• RECORDS TO PROCESS:

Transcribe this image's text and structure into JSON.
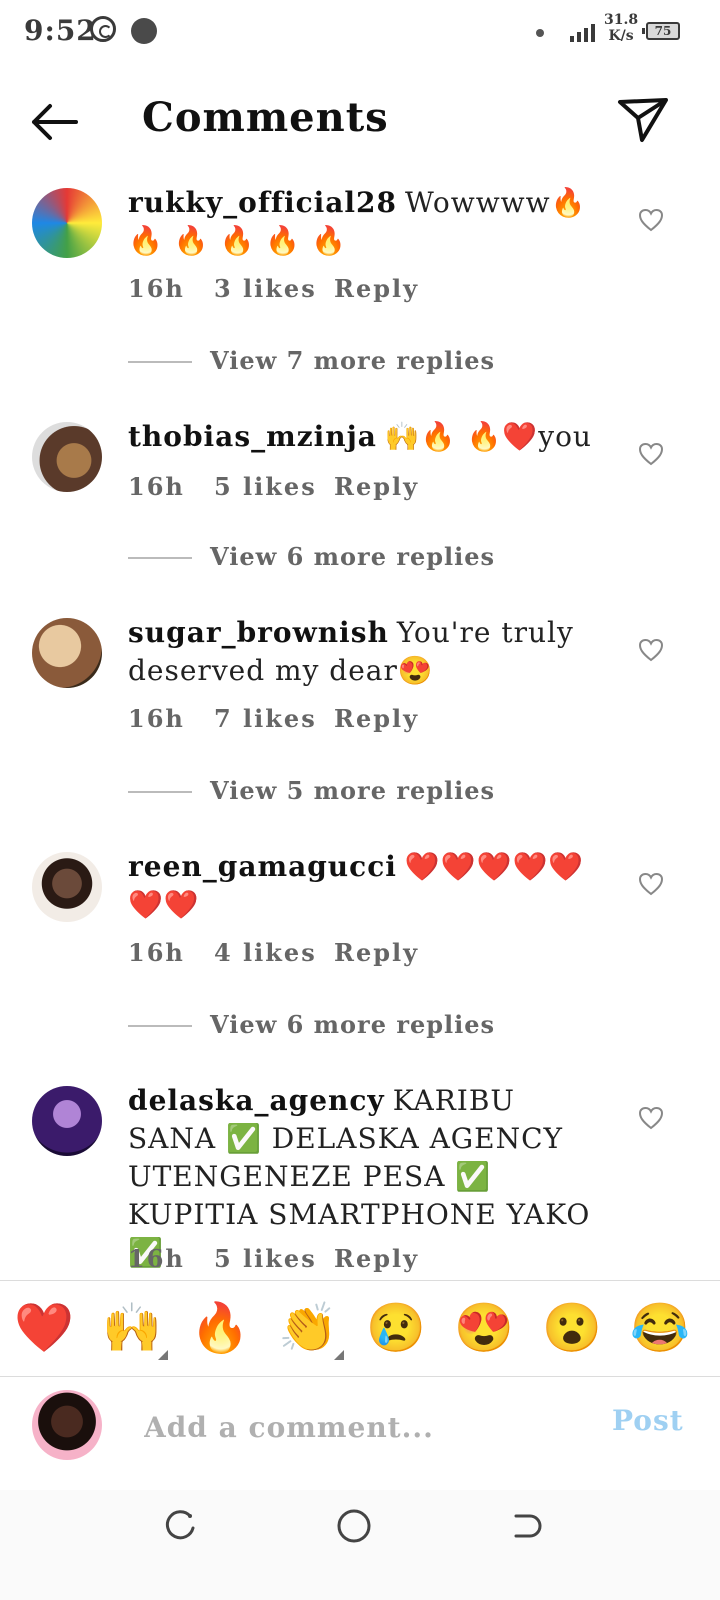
{
  "status_bar": {
    "time": "9:52",
    "speed_value": "31.8",
    "speed_unit": "K/s",
    "battery": "75"
  },
  "header": {
    "title": "Comments"
  },
  "comments": [
    {
      "username": "rukky_official28",
      "text": "Wowwww🔥 🔥 🔥 🔥 🔥 🔥",
      "time": "16h",
      "likes": "3 likes",
      "reply": "Reply",
      "view_replies": "View 7 more replies"
    },
    {
      "username": "thobias_mzinja",
      "text": "🙌🔥 🔥❤️you",
      "time": "16h",
      "likes": "5 likes",
      "reply": "Reply",
      "view_replies": "View 6 more replies"
    },
    {
      "username": "sugar_brownish",
      "text": "You're truly deserved my dear😍",
      "time": "16h",
      "likes": "7 likes",
      "reply": "Reply",
      "view_replies": "View 5 more replies"
    },
    {
      "username": "reen_gamagucci",
      "text": "❤️❤️❤️❤️❤️❤️❤️",
      "time": "16h",
      "likes": "4 likes",
      "reply": "Reply",
      "view_replies": "View 6 more replies"
    },
    {
      "username": "delaska_agency",
      "text": "KARIBU SANA ✅ DELASKA AGENCY UTENGENEZE PESA ✅ KUPITIA SMARTPHONE YAKO ✅",
      "time": "16h",
      "likes": "5 likes",
      "reply": "Reply"
    }
  ],
  "emoji_bar": [
    "❤️",
    "🙌",
    "🔥",
    "👏",
    "😢",
    "😍",
    "😮",
    "😂"
  ],
  "input": {
    "placeholder": "Add a comment...",
    "post_label": "Post"
  },
  "colors": {
    "post": "#9fd0f2",
    "meta": "#666666"
  },
  "icons": {
    "back": "arrow-left-icon",
    "share": "paper-plane-icon",
    "like": "heart-outline-icon",
    "nav_recents": "recents-icon",
    "nav_home": "home-circle-icon",
    "nav_back": "back-nav-icon"
  }
}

• EXERCISE DESCRIPTION:
Copy out every line of the material above exactly, skipping the pictures.

• COMPLETED EXERCISE:
Transcribe this image's text and structure into JSON.
{
  "status_bar": {
    "time": "9:52",
    "speed_value": "31.8",
    "speed_unit": "K/s",
    "battery": "75"
  },
  "header": {
    "title": "Comments"
  },
  "comments": [
    {
      "username": "rukky_official28",
      "text": "Wowwww🔥 🔥 🔥 🔥 🔥 🔥",
      "time": "16h",
      "likes": "3 likes",
      "reply": "Reply",
      "view_replies": "View 7 more replies"
    },
    {
      "username": "thobias_mzinja",
      "text": "🙌🔥 🔥❤️you",
      "time": "16h",
      "likes": "5 likes",
      "reply": "Reply",
      "view_replies": "View 6 more replies"
    },
    {
      "username": "sugar_brownish",
      "text": "You're truly deserved my dear😍",
      "time": "16h",
      "likes": "7 likes",
      "reply": "Reply",
      "view_replies": "View 5 more replies"
    },
    {
      "username": "reen_gamagucci",
      "text": "❤️❤️❤️❤️❤️❤️❤️",
      "time": "16h",
      "likes": "4 likes",
      "reply": "Reply",
      "view_replies": "View 6 more replies"
    },
    {
      "username": "delaska_agency",
      "text": "KARIBU SANA ✅ DELASKA AGENCY UTENGENEZE PESA ✅ KUPITIA SMARTPHONE YAKO ✅",
      "time": "16h",
      "likes": "5 likes",
      "reply": "Reply"
    }
  ],
  "emoji_bar": [
    "❤️",
    "🙌",
    "🔥",
    "👏",
    "😢",
    "😍",
    "😮",
    "😂"
  ],
  "input": {
    "placeholder": "Add a comment...",
    "post_label": "Post"
  },
  "colors": {
    "post": "#9fd0f2",
    "meta": "#666666"
  },
  "icons": {
    "back": "arrow-left-icon",
    "share": "paper-plane-icon",
    "like": "heart-outline-icon",
    "nav_recents": "recents-icon",
    "nav_home": "home-circle-icon",
    "nav_back": "back-nav-icon"
  }
}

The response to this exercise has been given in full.